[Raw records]
________
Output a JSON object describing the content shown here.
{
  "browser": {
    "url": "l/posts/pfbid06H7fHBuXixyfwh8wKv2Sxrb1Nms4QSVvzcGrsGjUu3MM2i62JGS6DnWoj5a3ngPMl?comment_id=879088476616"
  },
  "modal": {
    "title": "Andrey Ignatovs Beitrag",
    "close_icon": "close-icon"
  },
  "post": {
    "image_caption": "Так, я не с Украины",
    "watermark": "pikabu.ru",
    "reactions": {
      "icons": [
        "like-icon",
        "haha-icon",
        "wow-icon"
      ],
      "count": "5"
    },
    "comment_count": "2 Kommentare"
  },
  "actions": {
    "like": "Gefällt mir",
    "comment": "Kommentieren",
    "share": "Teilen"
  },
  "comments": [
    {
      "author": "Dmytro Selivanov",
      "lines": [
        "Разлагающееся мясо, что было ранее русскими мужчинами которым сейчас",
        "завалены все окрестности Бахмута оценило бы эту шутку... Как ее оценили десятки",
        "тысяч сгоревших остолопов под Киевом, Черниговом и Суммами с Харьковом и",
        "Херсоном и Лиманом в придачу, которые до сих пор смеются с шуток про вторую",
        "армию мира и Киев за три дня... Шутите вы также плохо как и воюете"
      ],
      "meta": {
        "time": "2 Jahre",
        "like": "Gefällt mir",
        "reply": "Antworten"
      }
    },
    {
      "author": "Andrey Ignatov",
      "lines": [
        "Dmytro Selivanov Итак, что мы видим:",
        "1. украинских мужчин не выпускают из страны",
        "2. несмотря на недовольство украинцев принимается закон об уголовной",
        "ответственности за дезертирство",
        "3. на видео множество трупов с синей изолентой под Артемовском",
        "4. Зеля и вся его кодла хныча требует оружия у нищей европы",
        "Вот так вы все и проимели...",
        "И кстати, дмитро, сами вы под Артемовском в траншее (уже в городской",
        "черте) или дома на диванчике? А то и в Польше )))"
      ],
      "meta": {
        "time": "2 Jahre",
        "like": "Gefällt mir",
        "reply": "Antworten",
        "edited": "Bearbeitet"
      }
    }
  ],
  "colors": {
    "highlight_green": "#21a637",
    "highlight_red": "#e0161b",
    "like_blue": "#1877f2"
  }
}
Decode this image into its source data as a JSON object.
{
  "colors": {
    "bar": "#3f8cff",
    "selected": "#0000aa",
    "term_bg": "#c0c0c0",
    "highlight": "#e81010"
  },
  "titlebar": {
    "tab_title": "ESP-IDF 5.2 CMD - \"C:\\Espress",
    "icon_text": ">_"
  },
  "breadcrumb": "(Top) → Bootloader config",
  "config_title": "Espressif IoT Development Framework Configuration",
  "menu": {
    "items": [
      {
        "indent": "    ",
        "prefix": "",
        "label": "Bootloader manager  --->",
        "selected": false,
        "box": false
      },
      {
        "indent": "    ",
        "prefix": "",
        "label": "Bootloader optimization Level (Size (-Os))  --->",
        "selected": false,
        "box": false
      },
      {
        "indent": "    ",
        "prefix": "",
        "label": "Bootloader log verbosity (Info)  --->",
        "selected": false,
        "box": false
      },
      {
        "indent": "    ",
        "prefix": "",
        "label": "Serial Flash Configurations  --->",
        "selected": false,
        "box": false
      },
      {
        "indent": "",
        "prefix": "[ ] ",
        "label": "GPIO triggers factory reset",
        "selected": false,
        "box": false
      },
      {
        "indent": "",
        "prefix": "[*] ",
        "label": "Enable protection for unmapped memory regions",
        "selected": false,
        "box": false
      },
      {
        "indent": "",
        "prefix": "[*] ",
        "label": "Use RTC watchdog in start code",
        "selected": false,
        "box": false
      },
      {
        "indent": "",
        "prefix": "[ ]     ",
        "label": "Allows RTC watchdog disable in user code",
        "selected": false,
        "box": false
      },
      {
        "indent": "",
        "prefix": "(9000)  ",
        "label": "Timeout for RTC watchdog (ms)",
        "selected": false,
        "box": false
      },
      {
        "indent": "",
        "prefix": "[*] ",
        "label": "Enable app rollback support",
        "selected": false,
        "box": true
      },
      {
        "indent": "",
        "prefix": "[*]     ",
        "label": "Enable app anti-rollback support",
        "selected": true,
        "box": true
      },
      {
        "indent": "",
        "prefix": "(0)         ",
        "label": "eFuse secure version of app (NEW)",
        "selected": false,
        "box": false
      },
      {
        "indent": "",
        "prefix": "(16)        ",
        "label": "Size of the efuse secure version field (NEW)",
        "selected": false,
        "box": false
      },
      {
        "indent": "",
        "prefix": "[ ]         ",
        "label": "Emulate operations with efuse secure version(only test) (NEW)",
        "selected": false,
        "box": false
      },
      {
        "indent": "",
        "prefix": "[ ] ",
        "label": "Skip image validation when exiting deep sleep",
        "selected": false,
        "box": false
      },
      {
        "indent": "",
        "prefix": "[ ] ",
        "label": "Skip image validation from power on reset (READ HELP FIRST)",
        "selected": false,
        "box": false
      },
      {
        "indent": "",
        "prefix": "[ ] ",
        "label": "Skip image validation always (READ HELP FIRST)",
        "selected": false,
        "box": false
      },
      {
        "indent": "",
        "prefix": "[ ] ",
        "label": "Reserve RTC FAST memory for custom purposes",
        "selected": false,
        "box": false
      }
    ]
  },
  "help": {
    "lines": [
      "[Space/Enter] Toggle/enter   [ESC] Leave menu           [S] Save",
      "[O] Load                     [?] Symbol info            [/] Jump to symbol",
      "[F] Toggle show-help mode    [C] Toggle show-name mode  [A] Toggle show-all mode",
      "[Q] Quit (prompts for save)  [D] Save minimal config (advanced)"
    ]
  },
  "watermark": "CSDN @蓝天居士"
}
________
- [GIVEN EXERCISE]: Extract the full listing above without altering anything.

- [FINAL RESULT]:
Output a JSON object describing the content shown here.
{
  "browser": {
    "url": "l/posts/pfbid06H7fHBuXixyfwh8wKv2Sxrb1Nms4QSVvzcGrsGjUu3MM2i62JGS6DnWoj5a3ngPMl?comment_id=879088476616"
  },
  "modal": {
    "title": "Andrey Ignatovs Beitrag",
    "close_icon": "close-icon"
  },
  "post": {
    "image_caption": "Так, я не с Украины",
    "watermark": "pikabu.ru",
    "reactions": {
      "icons": [
        "like-icon",
        "haha-icon",
        "wow-icon"
      ],
      "count": "5"
    },
    "comment_count": "2 Kommentare"
  },
  "actions": {
    "like": "Gefällt mir",
    "comment": "Kommentieren",
    "share": "Teilen"
  },
  "comments": [
    {
      "author": "Dmytro Selivanov",
      "lines": [
        "Разлагающееся мясо, что было ранее русскими мужчинами которым сейчас",
        "завалены все окрестности Бахмута оценило бы эту шутку... Как ее оценили десятки",
        "тысяч сгоревших остолопов под Киевом, Черниговом и Суммами с Харьковом и",
        "Херсоном и Лиманом в придачу, которые до сих пор смеются с шуток про вторую",
        "армию мира и Киев за три дня... Шутите вы также плохо как и воюете"
      ],
      "meta": {
        "time": "2 Jahre",
        "like": "Gefällt mir",
        "reply": "Antworten"
      }
    },
    {
      "author": "Andrey Ignatov",
      "lines": [
        "Dmytro Selivanov Итак, что мы видим:",
        "1. украинских мужчин не выпускают из страны",
        "2. несмотря на недовольство украинцев принимается закон об уголовной",
        "ответственности за дезертирство",
        "3. на видео множество трупов с синей изолентой под Артемовском",
        "4. Зеля и вся его кодла хныча требует оружия у нищей европы",
        "Вот так вы все и проимели...",
        "И кстати, дмитро, сами вы под Артемовском в траншее (уже в городской",
        "черте) или дома на диванчике? А то и в Польше )))"
      ],
      "meta": {
        "time": "2 Jahre",
        "like": "Gefällt mir",
        "reply": "Antworten",
        "edited": "Bearbeitet"
      }
    }
  ],
  "colors": {
    "highlight_green": "#21a637",
    "highlight_red": "#e0161b",
    "like_blue": "#1877f2"
  }
}
Decode this image into its source data as a JSON object.
{
  "colors": {
    "bar": "#3f8cff",
    "selected": "#0000aa",
    "term_bg": "#c0c0c0",
    "highlight": "#e81010"
  },
  "titlebar": {
    "tab_title": "ESP-IDF 5.2 CMD - \"C:\\Espress",
    "icon_text": ">_"
  },
  "breadcrumb": "(Top) → Bootloader config",
  "config_title": "Espressif IoT Development Framework Configuration",
  "menu": {
    "items": [
      {
        "indent": "    ",
        "prefix": "",
        "label": "Bootloader manager  --->",
        "selected": false,
        "box": false
      },
      {
        "indent": "    ",
        "prefix": "",
        "label": "Bootloader optimization Level (Size (-Os))  --->",
        "selected": false,
        "box": false
      },
      {
        "indent": "    ",
        "prefix": "",
        "label": "Bootloader log verbosity (Info)  --->",
        "selected": false,
        "box": false
      },
      {
        "indent": "    ",
        "prefix": "",
        "label": "Serial Flash Configurations  --->",
        "selected": false,
        "box": false
      },
      {
        "indent": "",
        "prefix": "[ ] ",
        "label": "GPIO triggers factory reset",
        "selected": false,
        "box": false
      },
      {
        "indent": "",
        "prefix": "[*] ",
        "label": "Enable protection for unmapped memory regions",
        "selected": false,
        "box": false
      },
      {
        "indent": "",
        "prefix": "[*] ",
        "label": "Use RTC watchdog in start code",
        "selected": false,
        "box": false
      },
      {
        "indent": "",
        "prefix": "[ ]     ",
        "label": "Allows RTC watchdog disable in user code",
        "selected": false,
        "box": false
      },
      {
        "indent": "",
        "prefix": "(9000)  ",
        "label": "Timeout for RTC watchdog (ms)",
        "selected": false,
        "box": false
      },
      {
        "indent": "",
        "prefix": "[*] ",
        "label": "Enable app rollback support",
        "selected": false,
        "box": true
      },
      {
        "indent": "",
        "prefix": "[*]     ",
        "label": "Enable app anti-rollback support",
        "selected": true,
        "box": true
      },
      {
        "indent": "",
        "prefix": "(0)         ",
        "label": "eFuse secure version of app (NEW)",
        "selected": false,
        "box": false
      },
      {
        "indent": "",
        "prefix": "(16)        ",
        "label": "Size of the efuse secure version field (NEW)",
        "selected": false,
        "box": false
      },
      {
        "indent": "",
        "prefix": "[ ]         ",
        "label": "Emulate operations with efuse secure version(only test) (NEW)",
        "selected": false,
        "box": false
      },
      {
        "indent": "",
        "prefix": "[ ] ",
        "label": "Skip image validation when exiting deep sleep",
        "selected": false,
        "box": false
      },
      {
        "indent": "",
        "prefix": "[ ] ",
        "label": "Skip image validation from power on reset (READ HELP FIRST)",
        "selected": false,
        "box": false
      },
      {
        "indent": "",
        "prefix": "[ ] ",
        "label": "Skip image validation always (READ HELP FIRST)",
        "selected": false,
        "box": false
      },
      {
        "indent": "",
        "prefix": "[ ] ",
        "label": "Reserve RTC FAST memory for custom purposes",
        "selected": false,
        "box": false
      }
    ]
  },
  "help": {
    "lines": [
      "[Space/Enter] Toggle/enter   [ESC] Leave menu           [S] Save",
      "[O] Load                     [?] Symbol info            [/] Jump to symbol",
      "[F] Toggle show-help mode    [C] Toggle show-name mode  [A] Toggle show-all mode",
      "[Q] Quit (prompts for save)  [D] Save minimal config (advanced)"
    ]
  },
  "watermark": "CSDN @蓝天居士"
}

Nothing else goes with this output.